** Start of DATA ENTRIES **
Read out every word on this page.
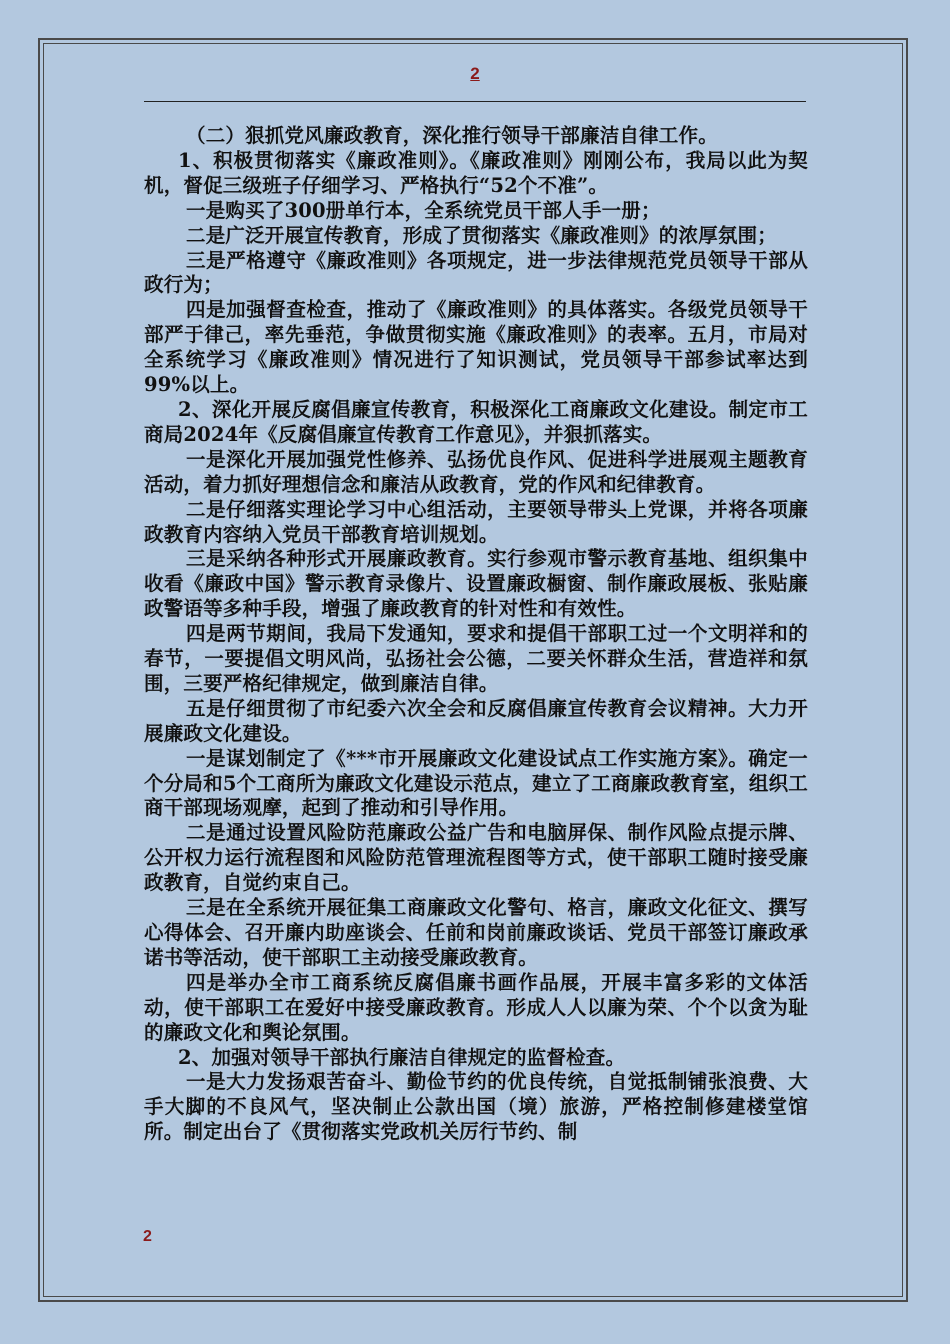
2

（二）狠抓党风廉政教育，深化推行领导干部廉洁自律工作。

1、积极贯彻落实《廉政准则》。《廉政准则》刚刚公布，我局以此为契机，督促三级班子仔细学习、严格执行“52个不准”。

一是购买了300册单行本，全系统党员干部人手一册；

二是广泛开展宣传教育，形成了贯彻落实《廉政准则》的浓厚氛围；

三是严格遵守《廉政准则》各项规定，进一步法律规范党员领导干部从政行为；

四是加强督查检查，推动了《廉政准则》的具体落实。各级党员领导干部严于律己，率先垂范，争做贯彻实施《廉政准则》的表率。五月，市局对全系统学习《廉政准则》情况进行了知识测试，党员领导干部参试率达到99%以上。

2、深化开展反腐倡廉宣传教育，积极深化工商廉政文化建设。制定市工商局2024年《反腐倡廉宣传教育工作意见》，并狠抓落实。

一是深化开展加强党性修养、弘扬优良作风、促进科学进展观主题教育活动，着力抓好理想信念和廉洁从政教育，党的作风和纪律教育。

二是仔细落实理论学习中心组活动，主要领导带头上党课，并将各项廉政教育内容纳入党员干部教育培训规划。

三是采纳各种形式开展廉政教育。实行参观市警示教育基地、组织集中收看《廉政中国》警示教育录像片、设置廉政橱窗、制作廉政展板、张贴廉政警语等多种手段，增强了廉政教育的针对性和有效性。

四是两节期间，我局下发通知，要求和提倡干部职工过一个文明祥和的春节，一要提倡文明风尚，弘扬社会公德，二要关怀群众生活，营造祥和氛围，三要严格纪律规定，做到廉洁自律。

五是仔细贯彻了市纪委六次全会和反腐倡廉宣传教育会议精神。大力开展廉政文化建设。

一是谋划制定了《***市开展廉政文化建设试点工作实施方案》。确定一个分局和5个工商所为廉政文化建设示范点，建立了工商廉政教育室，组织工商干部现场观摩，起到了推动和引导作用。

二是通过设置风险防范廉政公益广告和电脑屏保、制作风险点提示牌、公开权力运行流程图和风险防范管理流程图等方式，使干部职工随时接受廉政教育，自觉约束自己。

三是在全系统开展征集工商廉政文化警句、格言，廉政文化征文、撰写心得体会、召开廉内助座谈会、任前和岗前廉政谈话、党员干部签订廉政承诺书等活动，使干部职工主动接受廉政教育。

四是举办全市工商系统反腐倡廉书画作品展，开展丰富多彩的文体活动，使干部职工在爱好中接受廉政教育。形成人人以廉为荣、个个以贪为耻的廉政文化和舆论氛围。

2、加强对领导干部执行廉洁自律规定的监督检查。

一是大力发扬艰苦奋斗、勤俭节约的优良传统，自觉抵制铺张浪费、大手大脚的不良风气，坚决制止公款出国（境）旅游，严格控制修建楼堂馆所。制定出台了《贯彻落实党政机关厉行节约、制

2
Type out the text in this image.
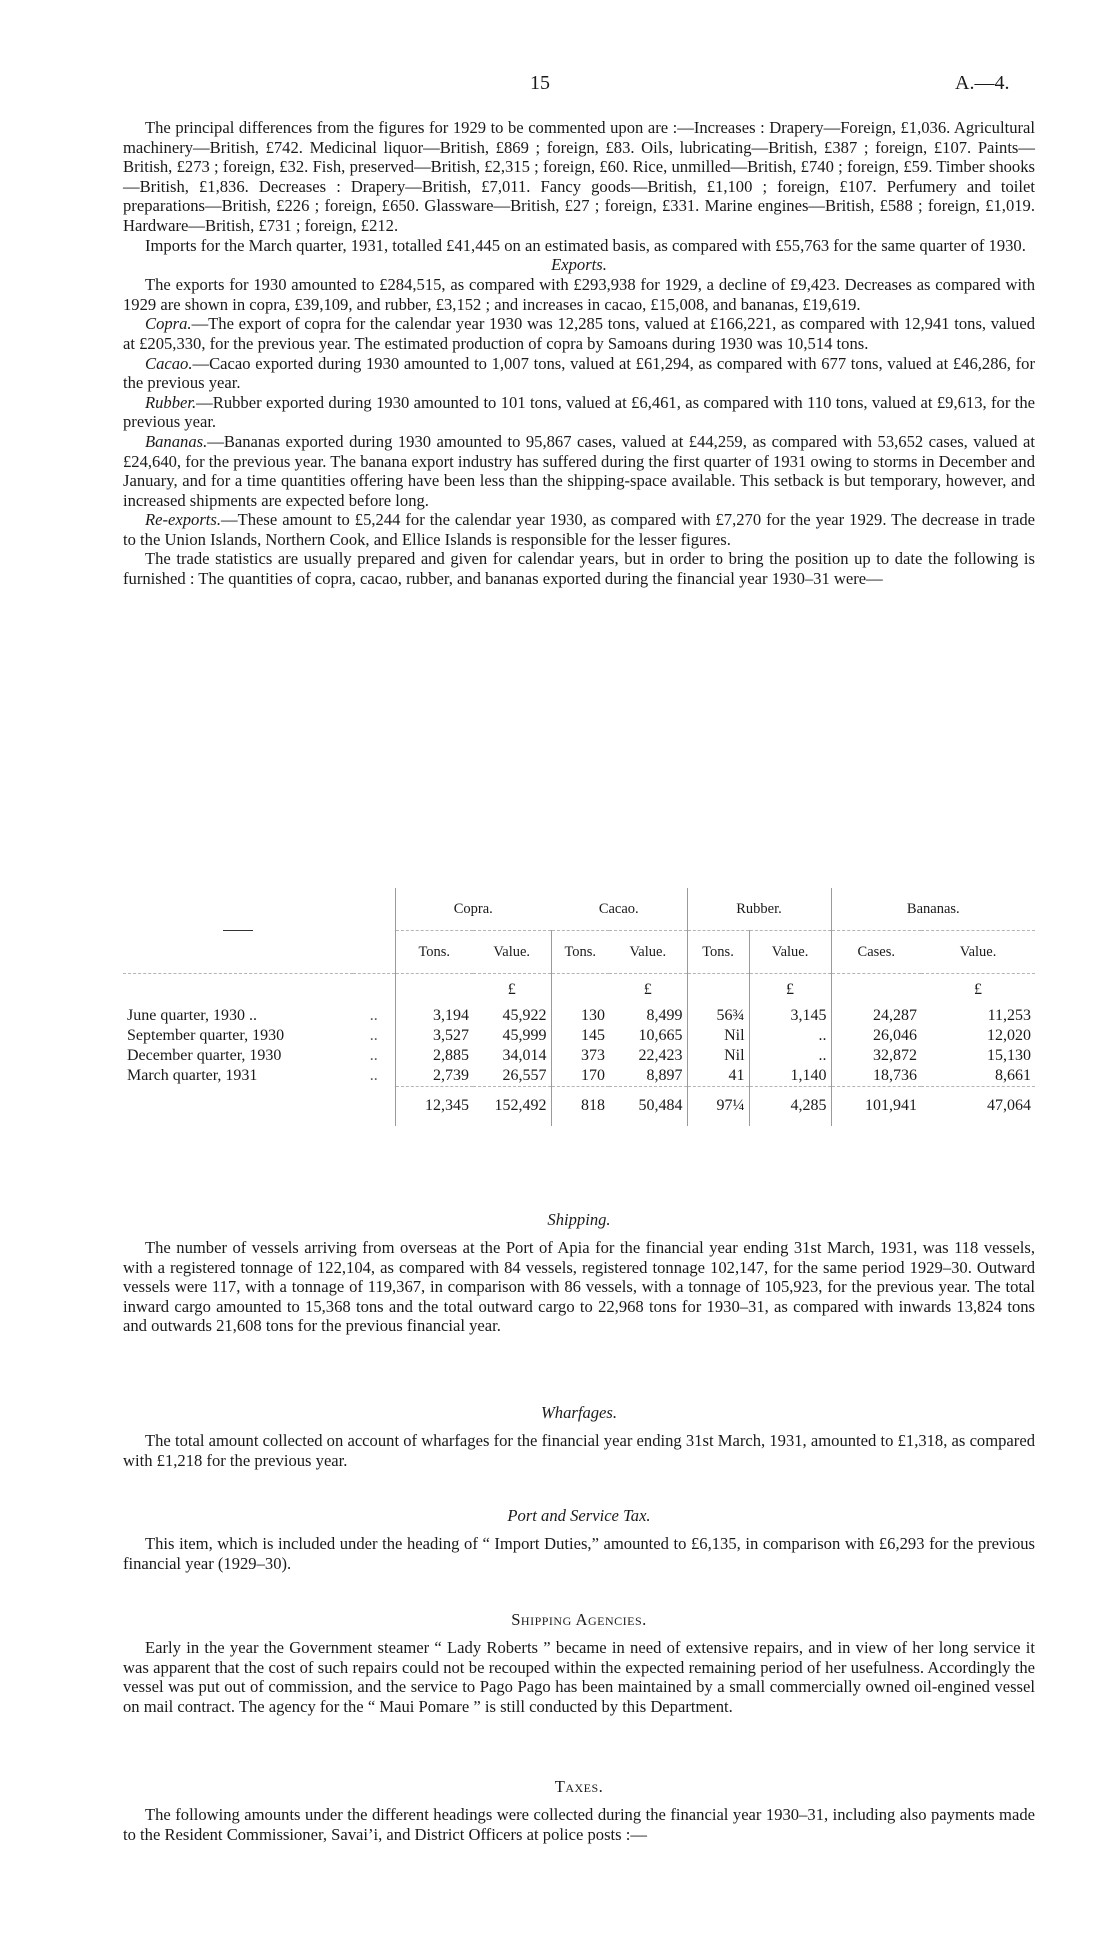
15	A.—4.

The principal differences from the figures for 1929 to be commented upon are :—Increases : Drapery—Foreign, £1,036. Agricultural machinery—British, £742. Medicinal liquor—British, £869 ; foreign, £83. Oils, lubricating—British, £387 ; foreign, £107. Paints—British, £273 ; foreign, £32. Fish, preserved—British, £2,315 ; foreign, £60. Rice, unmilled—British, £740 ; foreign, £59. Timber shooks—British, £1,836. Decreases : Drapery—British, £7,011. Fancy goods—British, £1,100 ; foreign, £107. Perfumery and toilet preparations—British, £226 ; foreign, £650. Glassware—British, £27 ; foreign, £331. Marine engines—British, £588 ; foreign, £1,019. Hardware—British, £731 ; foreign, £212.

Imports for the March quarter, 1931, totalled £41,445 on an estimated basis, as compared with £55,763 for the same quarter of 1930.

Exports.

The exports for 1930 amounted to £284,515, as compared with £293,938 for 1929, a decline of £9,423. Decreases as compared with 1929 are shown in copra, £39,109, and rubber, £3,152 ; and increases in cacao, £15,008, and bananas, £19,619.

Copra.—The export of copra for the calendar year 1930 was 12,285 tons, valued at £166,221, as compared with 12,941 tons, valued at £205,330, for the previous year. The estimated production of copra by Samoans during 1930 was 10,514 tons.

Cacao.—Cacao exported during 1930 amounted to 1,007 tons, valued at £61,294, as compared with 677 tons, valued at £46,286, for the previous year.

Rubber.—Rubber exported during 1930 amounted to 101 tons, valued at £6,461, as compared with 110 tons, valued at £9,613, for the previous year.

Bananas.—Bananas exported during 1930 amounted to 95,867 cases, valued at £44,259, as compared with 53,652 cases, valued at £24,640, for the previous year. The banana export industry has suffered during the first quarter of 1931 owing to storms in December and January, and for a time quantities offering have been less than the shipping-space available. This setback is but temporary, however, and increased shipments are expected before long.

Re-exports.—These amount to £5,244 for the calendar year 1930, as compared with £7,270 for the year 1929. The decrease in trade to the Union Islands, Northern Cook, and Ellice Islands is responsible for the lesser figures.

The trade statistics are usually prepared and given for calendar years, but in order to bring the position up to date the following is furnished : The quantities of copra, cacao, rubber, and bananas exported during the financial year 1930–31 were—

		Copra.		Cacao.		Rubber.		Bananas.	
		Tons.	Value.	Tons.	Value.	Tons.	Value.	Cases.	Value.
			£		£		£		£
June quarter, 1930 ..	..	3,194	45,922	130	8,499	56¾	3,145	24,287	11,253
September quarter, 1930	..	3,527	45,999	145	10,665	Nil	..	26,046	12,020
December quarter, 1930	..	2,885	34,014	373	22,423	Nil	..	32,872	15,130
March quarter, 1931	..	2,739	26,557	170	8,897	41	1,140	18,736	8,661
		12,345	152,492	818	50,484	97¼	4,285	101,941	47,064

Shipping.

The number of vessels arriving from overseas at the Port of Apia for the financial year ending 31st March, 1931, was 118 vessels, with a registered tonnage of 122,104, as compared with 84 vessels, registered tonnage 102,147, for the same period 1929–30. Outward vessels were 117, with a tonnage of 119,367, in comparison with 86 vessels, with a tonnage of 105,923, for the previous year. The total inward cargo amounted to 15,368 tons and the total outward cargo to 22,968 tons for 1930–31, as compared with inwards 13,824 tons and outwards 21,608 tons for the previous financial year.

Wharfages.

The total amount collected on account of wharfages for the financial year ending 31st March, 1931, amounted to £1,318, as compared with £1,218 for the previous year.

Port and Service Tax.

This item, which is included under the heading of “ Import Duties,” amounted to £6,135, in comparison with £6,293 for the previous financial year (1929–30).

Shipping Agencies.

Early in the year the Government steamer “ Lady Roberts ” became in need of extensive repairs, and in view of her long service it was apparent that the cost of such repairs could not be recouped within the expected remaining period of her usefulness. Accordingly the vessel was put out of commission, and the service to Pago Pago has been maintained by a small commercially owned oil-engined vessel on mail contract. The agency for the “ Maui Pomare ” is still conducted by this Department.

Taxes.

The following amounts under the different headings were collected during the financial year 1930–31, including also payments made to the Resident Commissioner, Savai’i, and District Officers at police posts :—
** End of DATA ENTRIES **
▸ STATED PROBLEM:
Copy out every line of the data that includes "廉政准则".

▸ PROBLEM SOLUTION:
1、积极贯彻落实《廉政准则》。《廉政准则》刚刚公布，我局以此为契机，督促三级班子仔细学习、严格执行“52个不准”。
二是广泛开展宣传教育，形成了贯彻落实《廉政准则》的浓厚氛围；
三是严格遵守《廉政准则》各项规定，进一步法律规范党员领导干部从政行为；
四是加强督查检查，推动了《廉政准则》的具体落实。各级党员领导干部严于律己，率先垂范，争做贯彻实施《廉政准则》的表率。五月，市局对全系统学习《廉政准则》情况进行了知识测试，党员领导干部参试率达到99%以上。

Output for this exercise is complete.